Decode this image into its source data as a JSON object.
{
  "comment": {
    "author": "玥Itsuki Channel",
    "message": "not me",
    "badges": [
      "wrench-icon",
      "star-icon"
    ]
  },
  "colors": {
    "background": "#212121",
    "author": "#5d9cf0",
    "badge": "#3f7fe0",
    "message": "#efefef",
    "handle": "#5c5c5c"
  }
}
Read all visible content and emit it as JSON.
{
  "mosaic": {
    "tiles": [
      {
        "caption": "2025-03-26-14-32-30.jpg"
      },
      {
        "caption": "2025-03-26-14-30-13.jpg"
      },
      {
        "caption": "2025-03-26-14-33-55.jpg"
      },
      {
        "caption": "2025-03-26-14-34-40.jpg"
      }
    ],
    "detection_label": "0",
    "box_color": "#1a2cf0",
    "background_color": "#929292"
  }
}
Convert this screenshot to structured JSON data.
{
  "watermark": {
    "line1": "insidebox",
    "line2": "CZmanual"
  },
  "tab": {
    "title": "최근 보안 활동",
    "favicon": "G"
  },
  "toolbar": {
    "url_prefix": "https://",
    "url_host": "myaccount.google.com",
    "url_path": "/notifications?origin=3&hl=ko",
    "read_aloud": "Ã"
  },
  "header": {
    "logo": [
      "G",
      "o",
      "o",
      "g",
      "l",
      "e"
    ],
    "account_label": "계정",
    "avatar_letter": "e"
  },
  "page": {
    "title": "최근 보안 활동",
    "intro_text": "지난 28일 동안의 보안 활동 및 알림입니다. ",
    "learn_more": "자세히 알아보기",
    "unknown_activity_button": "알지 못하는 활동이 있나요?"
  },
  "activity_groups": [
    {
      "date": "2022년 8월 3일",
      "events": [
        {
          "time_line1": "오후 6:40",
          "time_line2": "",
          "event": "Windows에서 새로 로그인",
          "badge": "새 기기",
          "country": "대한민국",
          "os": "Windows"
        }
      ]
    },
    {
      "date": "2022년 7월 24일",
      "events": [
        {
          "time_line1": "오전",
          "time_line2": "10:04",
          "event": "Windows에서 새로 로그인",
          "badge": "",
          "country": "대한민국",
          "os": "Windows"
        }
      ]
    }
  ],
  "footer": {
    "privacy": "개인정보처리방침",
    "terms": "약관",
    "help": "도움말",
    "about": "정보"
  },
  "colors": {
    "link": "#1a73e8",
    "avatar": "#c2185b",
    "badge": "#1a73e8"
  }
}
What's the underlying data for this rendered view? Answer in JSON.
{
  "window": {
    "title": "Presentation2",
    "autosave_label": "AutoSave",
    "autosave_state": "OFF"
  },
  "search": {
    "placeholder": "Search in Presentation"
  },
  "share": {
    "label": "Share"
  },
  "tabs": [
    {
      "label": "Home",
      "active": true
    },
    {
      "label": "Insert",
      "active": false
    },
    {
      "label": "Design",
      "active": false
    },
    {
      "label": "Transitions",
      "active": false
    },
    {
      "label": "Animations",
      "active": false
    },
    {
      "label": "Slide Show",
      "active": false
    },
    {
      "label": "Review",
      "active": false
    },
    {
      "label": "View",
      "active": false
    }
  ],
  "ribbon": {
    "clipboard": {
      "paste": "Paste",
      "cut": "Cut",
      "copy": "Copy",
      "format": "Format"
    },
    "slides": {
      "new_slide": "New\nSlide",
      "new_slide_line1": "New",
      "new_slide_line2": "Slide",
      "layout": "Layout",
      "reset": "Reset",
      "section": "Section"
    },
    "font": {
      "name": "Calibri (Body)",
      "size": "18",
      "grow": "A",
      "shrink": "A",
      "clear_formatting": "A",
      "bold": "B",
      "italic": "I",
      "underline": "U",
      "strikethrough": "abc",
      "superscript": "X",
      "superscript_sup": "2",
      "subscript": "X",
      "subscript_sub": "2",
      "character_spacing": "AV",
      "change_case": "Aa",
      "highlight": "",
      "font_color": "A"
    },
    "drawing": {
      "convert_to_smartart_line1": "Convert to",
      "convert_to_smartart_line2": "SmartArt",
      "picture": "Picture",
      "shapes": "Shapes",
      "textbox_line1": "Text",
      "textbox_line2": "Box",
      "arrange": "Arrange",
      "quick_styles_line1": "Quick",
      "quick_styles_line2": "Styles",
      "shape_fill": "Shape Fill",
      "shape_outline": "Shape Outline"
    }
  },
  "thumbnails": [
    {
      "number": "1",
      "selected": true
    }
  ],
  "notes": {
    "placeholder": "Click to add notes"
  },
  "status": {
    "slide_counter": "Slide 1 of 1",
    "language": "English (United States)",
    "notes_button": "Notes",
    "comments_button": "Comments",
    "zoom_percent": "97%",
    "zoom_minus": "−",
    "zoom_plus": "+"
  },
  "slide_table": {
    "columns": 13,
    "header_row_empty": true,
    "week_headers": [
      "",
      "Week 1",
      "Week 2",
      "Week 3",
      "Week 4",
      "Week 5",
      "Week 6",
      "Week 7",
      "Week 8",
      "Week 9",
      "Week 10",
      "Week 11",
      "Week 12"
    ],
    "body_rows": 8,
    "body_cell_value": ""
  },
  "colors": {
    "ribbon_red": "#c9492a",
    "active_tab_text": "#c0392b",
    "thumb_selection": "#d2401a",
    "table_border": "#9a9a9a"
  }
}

::::::::

▶ Given instruction:
What is needed here is an exact reproduction of all the entries.

▶ Exercise response:
Decode this image into its source data as a JSON object.
{
  "comment": {
    "author": "玥Itsuki Channel",
    "message": "not me",
    "badges": [
      "wrench-icon",
      "star-icon"
    ]
  },
  "colors": {
    "background": "#212121",
    "author": "#5d9cf0",
    "badge": "#3f7fe0",
    "message": "#efefef",
    "handle": "#5c5c5c"
  }
}
Read all visible content and emit it as JSON.
{
  "mosaic": {
    "tiles": [
      {
        "caption": "2025-03-26-14-32-30.jpg"
      },
      {
        "caption": "2025-03-26-14-30-13.jpg"
      },
      {
        "caption": "2025-03-26-14-33-55.jpg"
      },
      {
        "caption": "2025-03-26-14-34-40.jpg"
      }
    ],
    "detection_label": "0",
    "box_color": "#1a2cf0",
    "background_color": "#929292"
  }
}
Convert this screenshot to structured JSON data.
{
  "watermark": {
    "line1": "insidebox",
    "line2": "CZmanual"
  },
  "tab": {
    "title": "최근 보안 활동",
    "favicon": "G"
  },
  "toolbar": {
    "url_prefix": "https://",
    "url_host": "myaccount.google.com",
    "url_path": "/notifications?origin=3&hl=ko",
    "read_aloud": "Ã"
  },
  "header": {
    "logo": [
      "G",
      "o",
      "o",
      "g",
      "l",
      "e"
    ],
    "account_label": "계정",
    "avatar_letter": "e"
  },
  "page": {
    "title": "최근 보안 활동",
    "intro_text": "지난 28일 동안의 보안 활동 및 알림입니다. ",
    "learn_more": "자세히 알아보기",
    "unknown_activity_button": "알지 못하는 활동이 있나요?"
  },
  "activity_groups": [
    {
      "date": "2022년 8월 3일",
      "events": [
        {
          "time_line1": "오후 6:40",
          "time_line2": "",
          "event": "Windows에서 새로 로그인",
          "badge": "새 기기",
          "country": "대한민국",
          "os": "Windows"
        }
      ]
    },
    {
      "date": "2022년 7월 24일",
      "events": [
        {
          "time_line1": "오전",
          "time_line2": "10:04",
          "event": "Windows에서 새로 로그인",
          "badge": "",
          "country": "대한민국",
          "os": "Windows"
        }
      ]
    }
  ],
  "footer": {
    "privacy": "개인정보처리방침",
    "terms": "약관",
    "help": "도움말",
    "about": "정보"
  },
  "colors": {
    "link": "#1a73e8",
    "avatar": "#c2185b",
    "badge": "#1a73e8"
  }
}
What's the underlying data for this rendered view? Answer in JSON.
{
  "window": {
    "title": "Presentation2",
    "autosave_label": "AutoSave",
    "autosave_state": "OFF"
  },
  "search": {
    "placeholder": "Search in Presentation"
  },
  "share": {
    "label": "Share"
  },
  "tabs": [
    {
      "label": "Home",
      "active": true
    },
    {
      "label": "Insert",
      "active": false
    },
    {
      "label": "Design",
      "active": false
    },
    {
      "label": "Transitions",
      "active": false
    },
    {
      "label": "Animations",
      "active": false
    },
    {
      "label": "Slide Show",
      "active": false
    },
    {
      "label": "Review",
      "active": false
    },
    {
      "label": "View",
      "active": false
    }
  ],
  "ribbon": {
    "clipboard": {
      "paste": "Paste",
      "cut": "Cut",
      "copy": "Copy",
      "format": "Format"
    },
    "slides": {
      "new_slide": "New\nSlide",
      "new_slide_line1": "New",
      "new_slide_line2": "Slide",
      "layout": "Layout",
      "reset": "Reset",
      "section": "Section"
    },
    "font": {
      "name": "Calibri (Body)",
      "size": "18",
      "grow": "A",
      "shrink": "A",
      "clear_formatting": "A",
      "bold": "B",
      "italic": "I",
      "underline": "U",
      "strikethrough": "abc",
      "superscript": "X",
      "superscript_sup": "2",
      "subscript": "X",
      "subscript_sub": "2",
      "character_spacing": "AV",
      "change_case": "Aa",
      "highlight": "",
      "font_color": "A"
    },
    "drawing": {
      "convert_to_smartart_line1": "Convert to",
      "convert_to_smartart_line2": "SmartArt",
      "picture": "Picture",
      "shapes": "Shapes",
      "textbox_line1": "Text",
      "textbox_line2": "Box",
      "arrange": "Arrange",
      "quick_styles_line1": "Quick",
      "quick_styles_line2": "Styles",
      "shape_fill": "Shape Fill",
      "shape_outline": "Shape Outline"
    }
  },
  "thumbnails": [
    {
      "number": "1",
      "selected": true
    }
  ],
  "notes": {
    "placeholder": "Click to add notes"
  },
  "status": {
    "slide_counter": "Slide 1 of 1",
    "language": "English (United States)",
    "notes_button": "Notes",
    "comments_button": "Comments",
    "zoom_percent": "97%",
    "zoom_minus": "−",
    "zoom_plus": "+"
  },
  "slide_table": {
    "columns": 13,
    "header_row_empty": true,
    "week_headers": [
      "",
      "Week 1",
      "Week 2",
      "Week 3",
      "Week 4",
      "Week 5",
      "Week 6",
      "Week 7",
      "Week 8",
      "Week 9",
      "Week 10",
      "Week 11",
      "Week 12"
    ],
    "body_rows": 8,
    "body_cell_value": ""
  },
  "colors": {
    "ribbon_red": "#c9492a",
    "active_tab_text": "#c0392b",
    "thumb_selection": "#d2401a",
    "table_border": "#9a9a9a"
  }
}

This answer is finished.